Problem statement: Work out how many lines hold "Windows". Give the number and nothing else.

═══ Data rows ═══

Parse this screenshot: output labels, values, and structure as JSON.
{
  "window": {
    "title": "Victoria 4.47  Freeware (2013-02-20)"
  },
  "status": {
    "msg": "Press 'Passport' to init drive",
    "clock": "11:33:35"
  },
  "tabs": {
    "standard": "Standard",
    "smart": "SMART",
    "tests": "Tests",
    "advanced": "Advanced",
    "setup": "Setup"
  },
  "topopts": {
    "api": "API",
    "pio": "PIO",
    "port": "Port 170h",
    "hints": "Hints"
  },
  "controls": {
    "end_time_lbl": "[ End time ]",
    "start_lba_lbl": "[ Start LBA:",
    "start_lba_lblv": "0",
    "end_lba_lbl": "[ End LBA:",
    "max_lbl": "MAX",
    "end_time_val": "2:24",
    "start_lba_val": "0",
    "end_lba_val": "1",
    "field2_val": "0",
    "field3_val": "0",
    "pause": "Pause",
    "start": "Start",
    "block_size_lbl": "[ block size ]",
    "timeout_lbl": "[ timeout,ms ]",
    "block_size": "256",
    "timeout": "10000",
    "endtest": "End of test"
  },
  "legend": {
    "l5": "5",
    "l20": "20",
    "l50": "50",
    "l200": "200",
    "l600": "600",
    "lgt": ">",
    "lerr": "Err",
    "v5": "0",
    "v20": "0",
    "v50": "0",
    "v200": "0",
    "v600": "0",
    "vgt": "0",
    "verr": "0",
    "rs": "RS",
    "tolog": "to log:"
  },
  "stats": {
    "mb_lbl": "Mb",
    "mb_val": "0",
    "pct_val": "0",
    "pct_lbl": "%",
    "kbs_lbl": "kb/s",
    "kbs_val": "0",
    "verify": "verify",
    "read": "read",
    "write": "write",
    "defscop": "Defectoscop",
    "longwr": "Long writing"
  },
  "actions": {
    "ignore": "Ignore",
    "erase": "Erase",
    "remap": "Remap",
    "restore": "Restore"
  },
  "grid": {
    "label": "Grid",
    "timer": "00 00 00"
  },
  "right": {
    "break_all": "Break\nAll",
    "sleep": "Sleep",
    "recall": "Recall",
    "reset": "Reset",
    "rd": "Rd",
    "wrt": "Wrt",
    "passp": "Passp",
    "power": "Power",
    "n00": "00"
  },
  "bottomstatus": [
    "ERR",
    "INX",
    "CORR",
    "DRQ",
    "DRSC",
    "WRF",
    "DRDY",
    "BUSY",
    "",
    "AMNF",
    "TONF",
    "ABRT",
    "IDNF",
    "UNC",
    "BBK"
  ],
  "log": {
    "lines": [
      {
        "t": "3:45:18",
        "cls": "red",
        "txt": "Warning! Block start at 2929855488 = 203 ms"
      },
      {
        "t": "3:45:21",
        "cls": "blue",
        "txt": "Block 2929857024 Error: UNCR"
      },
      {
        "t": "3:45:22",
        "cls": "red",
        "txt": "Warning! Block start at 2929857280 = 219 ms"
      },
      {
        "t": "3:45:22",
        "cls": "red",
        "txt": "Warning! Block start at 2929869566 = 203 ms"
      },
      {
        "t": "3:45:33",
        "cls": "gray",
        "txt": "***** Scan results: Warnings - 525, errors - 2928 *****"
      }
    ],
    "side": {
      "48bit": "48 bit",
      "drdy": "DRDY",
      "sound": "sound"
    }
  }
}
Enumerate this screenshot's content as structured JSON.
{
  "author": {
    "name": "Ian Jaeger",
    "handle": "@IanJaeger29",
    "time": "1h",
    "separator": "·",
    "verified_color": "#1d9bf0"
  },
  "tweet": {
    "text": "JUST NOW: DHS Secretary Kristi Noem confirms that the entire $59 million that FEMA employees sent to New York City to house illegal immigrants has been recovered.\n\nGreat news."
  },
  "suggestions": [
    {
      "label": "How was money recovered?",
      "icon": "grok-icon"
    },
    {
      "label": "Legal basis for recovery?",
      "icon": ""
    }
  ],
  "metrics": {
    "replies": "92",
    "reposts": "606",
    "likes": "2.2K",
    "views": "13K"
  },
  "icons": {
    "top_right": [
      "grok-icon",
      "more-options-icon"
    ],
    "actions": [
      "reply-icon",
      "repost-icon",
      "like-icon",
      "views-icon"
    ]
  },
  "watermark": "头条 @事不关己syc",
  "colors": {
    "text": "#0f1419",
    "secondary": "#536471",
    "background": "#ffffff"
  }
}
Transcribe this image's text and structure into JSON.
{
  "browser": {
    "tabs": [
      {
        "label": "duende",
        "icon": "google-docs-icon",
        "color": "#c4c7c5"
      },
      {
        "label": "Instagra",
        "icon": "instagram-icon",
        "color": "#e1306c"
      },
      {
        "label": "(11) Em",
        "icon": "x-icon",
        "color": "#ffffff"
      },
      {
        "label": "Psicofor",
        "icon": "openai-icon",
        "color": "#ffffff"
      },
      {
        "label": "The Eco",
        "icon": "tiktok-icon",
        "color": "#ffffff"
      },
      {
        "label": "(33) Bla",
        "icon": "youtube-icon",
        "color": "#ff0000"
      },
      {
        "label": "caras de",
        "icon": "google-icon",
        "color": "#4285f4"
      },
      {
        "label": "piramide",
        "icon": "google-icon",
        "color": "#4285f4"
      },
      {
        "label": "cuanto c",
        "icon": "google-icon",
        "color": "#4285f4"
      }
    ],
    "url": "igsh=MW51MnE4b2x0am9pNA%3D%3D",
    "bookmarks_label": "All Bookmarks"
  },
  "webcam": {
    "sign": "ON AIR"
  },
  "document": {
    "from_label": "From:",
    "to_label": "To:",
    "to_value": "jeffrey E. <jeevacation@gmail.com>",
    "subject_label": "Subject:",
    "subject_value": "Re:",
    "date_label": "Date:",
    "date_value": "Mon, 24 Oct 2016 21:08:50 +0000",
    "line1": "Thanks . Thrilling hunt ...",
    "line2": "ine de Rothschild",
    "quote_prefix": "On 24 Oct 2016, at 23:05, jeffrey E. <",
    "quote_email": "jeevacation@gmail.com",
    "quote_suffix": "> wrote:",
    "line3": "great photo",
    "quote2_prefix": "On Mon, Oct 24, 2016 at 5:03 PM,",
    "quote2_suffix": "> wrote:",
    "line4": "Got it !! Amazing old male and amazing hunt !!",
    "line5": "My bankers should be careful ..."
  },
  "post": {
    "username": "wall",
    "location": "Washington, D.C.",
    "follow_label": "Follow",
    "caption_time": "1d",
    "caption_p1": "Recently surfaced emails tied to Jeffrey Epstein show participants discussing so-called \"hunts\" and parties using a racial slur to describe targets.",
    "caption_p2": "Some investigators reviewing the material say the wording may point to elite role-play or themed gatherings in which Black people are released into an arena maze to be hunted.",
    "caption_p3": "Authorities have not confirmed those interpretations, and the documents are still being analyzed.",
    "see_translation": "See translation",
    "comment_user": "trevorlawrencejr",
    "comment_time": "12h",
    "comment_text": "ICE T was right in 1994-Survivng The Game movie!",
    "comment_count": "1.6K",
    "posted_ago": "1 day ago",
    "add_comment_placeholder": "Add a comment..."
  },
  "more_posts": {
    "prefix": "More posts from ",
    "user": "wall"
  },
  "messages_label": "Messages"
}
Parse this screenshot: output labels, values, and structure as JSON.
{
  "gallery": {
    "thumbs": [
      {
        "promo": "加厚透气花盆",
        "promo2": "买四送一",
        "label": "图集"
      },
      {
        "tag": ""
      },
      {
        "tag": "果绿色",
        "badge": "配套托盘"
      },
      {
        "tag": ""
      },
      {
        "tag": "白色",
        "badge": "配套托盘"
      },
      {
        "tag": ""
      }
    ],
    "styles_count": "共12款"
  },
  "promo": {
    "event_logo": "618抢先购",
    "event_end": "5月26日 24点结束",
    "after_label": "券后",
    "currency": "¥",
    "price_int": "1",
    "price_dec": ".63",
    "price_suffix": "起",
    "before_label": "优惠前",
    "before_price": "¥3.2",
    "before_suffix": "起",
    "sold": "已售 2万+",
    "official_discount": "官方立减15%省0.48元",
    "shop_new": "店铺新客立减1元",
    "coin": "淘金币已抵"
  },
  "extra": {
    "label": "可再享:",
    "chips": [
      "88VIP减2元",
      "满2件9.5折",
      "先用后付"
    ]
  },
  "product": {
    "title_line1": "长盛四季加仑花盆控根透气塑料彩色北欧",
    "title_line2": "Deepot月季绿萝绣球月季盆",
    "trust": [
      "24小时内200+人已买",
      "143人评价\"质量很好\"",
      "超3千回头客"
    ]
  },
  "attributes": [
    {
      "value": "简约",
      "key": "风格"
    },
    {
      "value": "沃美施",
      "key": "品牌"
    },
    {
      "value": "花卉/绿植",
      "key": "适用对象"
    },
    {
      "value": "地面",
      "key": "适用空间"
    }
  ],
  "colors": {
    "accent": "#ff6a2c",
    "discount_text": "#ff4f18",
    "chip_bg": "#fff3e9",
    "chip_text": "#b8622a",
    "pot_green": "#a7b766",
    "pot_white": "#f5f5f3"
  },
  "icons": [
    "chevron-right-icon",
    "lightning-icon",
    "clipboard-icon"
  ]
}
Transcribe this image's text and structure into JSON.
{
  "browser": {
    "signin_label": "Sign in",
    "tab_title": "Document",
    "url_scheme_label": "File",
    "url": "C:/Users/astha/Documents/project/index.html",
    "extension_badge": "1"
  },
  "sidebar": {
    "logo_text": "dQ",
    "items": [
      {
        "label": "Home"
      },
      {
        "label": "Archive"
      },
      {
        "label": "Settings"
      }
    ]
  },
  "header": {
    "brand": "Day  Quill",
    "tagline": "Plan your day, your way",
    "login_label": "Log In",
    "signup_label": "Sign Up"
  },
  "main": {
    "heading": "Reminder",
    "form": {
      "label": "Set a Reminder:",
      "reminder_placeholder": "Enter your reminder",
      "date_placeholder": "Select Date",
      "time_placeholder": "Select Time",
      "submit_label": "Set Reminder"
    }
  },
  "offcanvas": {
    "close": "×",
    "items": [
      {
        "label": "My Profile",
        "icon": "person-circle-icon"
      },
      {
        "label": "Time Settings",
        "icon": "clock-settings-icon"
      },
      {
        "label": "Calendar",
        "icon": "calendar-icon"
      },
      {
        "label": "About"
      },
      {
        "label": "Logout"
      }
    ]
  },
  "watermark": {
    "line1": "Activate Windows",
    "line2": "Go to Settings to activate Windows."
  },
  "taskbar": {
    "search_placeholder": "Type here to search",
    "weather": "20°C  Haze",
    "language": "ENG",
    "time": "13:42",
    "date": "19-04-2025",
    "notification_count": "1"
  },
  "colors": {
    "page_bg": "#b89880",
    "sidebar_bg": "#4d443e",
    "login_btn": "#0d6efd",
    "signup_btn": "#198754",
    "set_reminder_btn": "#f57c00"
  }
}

═══

Response below: 2